Show every line containing "Truegold" by copying it.

▶ Records provided
>>>>>
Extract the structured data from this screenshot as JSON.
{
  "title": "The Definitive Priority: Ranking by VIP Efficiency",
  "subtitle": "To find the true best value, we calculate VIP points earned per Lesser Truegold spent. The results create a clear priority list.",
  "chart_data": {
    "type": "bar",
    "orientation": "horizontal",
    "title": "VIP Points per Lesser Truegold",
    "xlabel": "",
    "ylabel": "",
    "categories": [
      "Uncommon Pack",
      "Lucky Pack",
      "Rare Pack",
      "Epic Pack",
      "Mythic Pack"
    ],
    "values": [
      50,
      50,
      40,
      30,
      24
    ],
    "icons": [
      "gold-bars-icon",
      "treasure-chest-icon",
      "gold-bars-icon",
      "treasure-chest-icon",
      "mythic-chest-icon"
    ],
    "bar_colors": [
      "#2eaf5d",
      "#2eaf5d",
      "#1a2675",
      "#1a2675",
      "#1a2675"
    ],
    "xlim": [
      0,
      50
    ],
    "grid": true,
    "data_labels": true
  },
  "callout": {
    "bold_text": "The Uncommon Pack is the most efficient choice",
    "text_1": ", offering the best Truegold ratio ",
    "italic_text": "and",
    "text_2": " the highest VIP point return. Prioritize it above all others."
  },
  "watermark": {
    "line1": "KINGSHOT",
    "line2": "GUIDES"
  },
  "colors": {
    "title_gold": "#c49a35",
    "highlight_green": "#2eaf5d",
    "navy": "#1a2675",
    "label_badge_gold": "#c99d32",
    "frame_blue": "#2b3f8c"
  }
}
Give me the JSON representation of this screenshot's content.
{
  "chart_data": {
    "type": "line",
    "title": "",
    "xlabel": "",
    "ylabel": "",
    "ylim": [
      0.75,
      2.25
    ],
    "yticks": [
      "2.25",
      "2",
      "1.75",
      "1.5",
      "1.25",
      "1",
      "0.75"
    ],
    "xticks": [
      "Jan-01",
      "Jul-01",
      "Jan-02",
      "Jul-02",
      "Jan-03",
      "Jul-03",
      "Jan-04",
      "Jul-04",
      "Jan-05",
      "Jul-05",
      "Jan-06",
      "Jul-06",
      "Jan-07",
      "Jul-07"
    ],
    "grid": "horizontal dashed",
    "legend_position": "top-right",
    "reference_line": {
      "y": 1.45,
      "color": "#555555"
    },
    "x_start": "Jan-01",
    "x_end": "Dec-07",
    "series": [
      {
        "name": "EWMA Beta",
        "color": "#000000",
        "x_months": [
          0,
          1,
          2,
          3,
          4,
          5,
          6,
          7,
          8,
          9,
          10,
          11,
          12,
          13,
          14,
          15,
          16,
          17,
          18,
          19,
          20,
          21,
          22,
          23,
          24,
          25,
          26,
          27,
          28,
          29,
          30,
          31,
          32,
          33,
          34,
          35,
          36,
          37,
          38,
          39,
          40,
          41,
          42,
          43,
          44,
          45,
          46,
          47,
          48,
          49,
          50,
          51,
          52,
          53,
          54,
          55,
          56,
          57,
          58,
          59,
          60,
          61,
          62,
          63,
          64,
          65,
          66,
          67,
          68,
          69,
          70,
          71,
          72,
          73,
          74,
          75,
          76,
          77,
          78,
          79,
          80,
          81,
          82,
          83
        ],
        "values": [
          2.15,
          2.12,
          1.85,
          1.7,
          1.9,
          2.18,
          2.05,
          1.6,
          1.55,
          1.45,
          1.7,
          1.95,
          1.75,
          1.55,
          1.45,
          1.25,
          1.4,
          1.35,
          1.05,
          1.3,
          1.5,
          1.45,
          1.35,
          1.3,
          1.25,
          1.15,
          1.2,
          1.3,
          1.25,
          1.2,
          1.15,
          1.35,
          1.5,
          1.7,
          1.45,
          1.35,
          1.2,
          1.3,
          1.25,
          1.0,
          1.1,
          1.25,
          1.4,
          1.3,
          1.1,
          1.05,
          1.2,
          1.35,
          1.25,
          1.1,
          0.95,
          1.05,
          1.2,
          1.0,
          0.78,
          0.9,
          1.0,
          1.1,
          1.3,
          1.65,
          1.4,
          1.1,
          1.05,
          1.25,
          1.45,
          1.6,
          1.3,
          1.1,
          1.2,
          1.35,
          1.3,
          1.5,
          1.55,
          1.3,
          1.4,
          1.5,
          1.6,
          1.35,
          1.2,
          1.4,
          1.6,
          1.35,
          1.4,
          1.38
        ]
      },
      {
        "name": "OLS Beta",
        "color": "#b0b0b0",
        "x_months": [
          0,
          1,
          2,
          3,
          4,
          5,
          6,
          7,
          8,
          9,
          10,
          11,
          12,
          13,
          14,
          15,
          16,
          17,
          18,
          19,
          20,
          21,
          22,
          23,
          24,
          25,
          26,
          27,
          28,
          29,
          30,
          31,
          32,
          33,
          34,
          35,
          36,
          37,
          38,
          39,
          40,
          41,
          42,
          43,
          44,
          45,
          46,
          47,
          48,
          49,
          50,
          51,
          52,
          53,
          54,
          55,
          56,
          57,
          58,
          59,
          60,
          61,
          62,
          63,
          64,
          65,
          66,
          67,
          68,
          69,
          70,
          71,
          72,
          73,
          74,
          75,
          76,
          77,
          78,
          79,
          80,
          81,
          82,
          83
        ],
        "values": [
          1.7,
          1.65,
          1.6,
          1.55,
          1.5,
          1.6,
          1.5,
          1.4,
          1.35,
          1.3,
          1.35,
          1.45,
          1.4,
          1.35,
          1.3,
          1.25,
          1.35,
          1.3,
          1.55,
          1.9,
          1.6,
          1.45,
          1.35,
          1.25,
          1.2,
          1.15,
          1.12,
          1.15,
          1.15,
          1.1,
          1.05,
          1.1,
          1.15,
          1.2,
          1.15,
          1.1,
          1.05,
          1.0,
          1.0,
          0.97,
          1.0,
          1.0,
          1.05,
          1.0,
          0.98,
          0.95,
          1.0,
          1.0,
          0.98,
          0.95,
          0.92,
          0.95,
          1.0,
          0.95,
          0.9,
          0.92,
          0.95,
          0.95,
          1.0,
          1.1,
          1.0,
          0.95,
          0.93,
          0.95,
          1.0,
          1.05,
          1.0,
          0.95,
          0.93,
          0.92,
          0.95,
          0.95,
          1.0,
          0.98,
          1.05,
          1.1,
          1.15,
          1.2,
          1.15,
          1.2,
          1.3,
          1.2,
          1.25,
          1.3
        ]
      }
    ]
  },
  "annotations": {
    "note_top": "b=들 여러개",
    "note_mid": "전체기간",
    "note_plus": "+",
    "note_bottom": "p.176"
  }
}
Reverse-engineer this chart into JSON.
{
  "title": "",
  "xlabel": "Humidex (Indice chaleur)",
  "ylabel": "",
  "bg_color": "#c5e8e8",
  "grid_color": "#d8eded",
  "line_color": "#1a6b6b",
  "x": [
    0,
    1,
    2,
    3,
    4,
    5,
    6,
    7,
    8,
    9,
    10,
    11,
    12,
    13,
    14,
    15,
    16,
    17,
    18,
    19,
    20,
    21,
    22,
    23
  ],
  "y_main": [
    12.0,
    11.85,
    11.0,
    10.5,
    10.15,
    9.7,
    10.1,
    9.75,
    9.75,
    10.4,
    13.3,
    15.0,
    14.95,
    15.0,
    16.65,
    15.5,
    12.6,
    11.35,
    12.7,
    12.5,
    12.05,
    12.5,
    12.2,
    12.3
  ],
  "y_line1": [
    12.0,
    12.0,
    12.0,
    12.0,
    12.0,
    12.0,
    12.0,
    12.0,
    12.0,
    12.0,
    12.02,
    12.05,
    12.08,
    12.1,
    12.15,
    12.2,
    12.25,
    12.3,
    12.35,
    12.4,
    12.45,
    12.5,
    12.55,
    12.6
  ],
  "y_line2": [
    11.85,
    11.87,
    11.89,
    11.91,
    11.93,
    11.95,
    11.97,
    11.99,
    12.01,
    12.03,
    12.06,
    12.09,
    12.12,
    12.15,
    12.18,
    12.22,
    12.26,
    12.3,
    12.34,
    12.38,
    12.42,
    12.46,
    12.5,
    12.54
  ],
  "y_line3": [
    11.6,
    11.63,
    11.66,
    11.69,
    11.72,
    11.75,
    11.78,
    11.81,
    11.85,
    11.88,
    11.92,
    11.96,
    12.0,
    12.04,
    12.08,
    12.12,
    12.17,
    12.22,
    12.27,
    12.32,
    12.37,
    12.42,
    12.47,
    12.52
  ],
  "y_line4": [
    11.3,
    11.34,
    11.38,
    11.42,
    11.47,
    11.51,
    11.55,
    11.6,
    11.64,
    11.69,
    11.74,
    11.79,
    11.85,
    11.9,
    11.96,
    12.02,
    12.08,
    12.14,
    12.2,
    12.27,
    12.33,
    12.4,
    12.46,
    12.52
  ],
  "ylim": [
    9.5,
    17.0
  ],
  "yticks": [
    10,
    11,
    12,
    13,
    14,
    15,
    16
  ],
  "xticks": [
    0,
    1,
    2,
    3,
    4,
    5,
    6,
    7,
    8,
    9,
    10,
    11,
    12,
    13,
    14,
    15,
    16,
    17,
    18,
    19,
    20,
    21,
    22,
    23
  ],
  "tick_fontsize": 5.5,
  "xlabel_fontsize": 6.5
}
<<<<<
▶ Solution for this exercise
  "subtitle": "To find the true best value, we calculate VIP points earned per Lesser Truegold spent. The results create a clear priority list.",
    "title": "VIP Points per Lesser Truegold",
    "text_1": ", offering the best Truegold ratio ",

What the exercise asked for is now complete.